___ Extrait source

Au terme de trois années de recherche, la politologue
Diane Éthier a constaté que les programmes
de promotion de la démocratie fonctionnent mieux
lorsqu’ils sont assortis de conditions. La chercheuse
a comparé les impacts de la stratégie conditionnelle
de promotion de la démocratie dans le contexte de
l’élargissement de l’Union européenne
vers l’est — qui exigeait des 10 pays candidats
qu’ils réalisent une série de réformes
destinées à consolider leur système
démocratique avant l’adhésion —
et les effets de la stratégie incitative des programmes
de développement démocratique des agences
d’aide de sept pays donateurs (Royaume Uni, Danemark,
Suède, France, Allemagne, Canada et États-Unis),
qui accordent une aide sans condition aux pays en développement
afin de les encourager à instaurer ou à renforcer
la démocratie. La conclusion de son étude
est que la stratégie européenne a été
efficace, huit pays candidats (République tchèque,
Pologne, Hongrie, Lituanie, Lettonie, Estonie, Slovaquie
et Slovénie) ayant entrepris les réformes
demandées, alors que les programmes de promotion
de la démocratie n’ont pas eu d’influence
significative dans les pays d’Europe centrale, d’Afrique,
d’Amérique latine et d’Asie auxquels
ils s’adressaient.
Depuis 1945, les gouvernements occidentaux et les organisations
internationales ont utilisé diverses stratégies
— le contrôle, les conditions et les mesures
incitatives — pour promouvoir la démocratie.

______
___ Données fournies

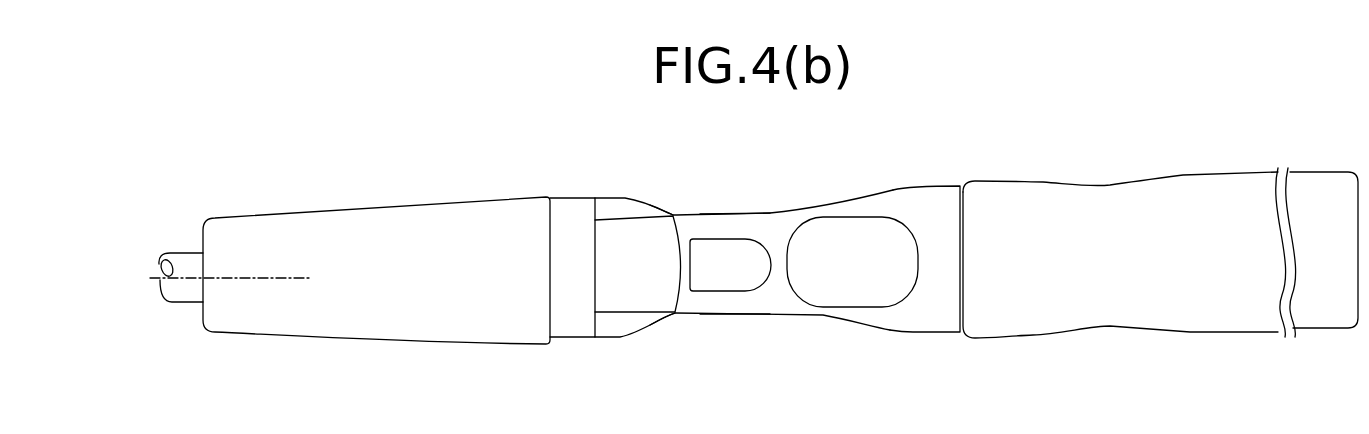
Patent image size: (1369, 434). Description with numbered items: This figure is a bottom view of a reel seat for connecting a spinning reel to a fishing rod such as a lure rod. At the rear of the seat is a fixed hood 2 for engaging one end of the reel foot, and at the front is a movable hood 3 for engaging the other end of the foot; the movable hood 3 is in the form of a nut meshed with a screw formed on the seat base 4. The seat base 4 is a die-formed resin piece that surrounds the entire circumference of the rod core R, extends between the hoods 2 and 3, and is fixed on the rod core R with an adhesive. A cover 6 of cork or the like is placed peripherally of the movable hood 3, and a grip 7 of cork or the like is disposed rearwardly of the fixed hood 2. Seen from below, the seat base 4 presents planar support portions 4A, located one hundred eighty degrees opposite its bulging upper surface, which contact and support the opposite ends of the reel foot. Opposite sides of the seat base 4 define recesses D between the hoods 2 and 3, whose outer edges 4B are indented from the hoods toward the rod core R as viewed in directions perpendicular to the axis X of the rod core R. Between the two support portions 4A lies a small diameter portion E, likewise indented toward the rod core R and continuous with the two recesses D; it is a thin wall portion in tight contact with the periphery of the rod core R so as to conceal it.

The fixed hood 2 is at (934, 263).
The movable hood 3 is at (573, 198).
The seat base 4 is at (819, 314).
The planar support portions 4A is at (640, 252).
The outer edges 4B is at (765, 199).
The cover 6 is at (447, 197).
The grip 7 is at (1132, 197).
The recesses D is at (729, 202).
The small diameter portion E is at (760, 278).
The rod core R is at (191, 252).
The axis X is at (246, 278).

______
___ Données fournies

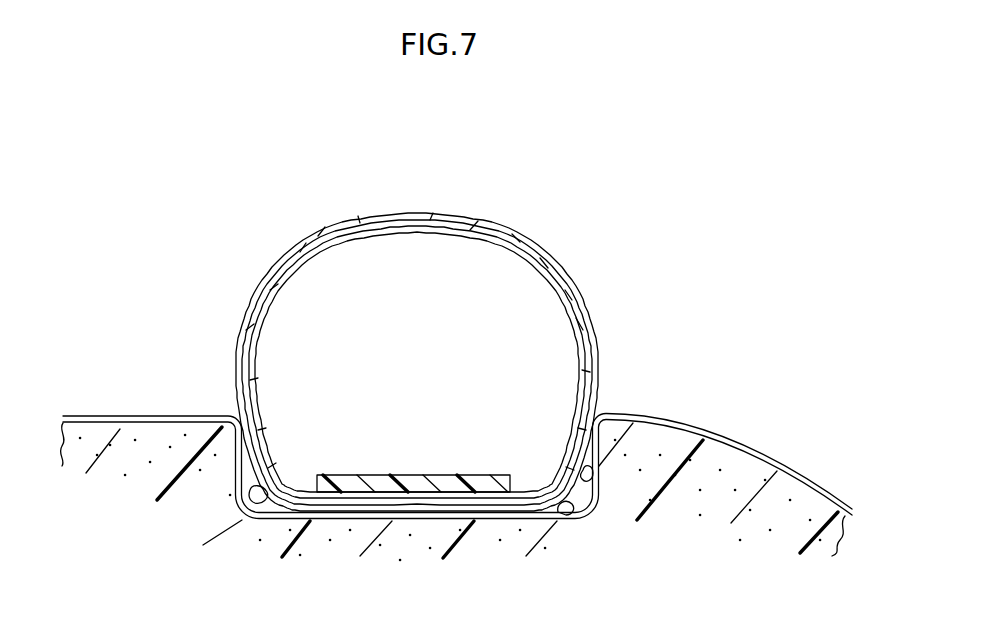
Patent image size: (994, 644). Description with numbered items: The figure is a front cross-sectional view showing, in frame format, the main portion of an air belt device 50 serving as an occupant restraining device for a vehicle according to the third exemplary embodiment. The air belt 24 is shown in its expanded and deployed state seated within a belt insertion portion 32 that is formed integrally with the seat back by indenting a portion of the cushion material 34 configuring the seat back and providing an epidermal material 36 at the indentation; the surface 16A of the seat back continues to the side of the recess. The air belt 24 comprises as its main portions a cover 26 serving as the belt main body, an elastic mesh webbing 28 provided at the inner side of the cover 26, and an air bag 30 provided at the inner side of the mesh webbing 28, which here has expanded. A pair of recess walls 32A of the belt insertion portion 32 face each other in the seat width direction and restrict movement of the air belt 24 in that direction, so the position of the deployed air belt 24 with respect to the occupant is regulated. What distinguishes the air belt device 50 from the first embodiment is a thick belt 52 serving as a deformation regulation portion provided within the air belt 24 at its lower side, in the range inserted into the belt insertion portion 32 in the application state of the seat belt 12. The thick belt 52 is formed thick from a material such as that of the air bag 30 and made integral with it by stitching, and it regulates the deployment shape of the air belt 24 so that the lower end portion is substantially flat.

______

● **Consignes**
• A. Dites si chacun des énoncés suivants concorde avec l'extrait sur la promotion de la démocratie, en répondant par oui ou non et en citant les mots décisifs de l'extrait : (i) la recherche de Diane Éthier a duré trois ans ; (ii) les 10 pays candidats ont tous entrepris les réformes demandées ; (iii) les agences d'aide des pays donateurs accordent leur aide sans condition.
• B. Selon l'extrait sur la promotion de la démocratie, quelles stratégies les gouvernements occidentaux et les organisations internationales utilisent-ils depuis 1945 pour promouvoir la démocratie ?
Les enregistrements forment un matériau à part, sans lien avec l'extrait.

● **Réponses**
• A.
(i) Oui : « Au terme de trois années de recherche ».
(ii) Non : « huit pays candidats » et « ayant entrepris les réformes demandées ».
(iii) Oui : « qui accordent une aide sans condition aux pays en développement ».

• B. Le contrôle, les conditions et les mesures incitatives.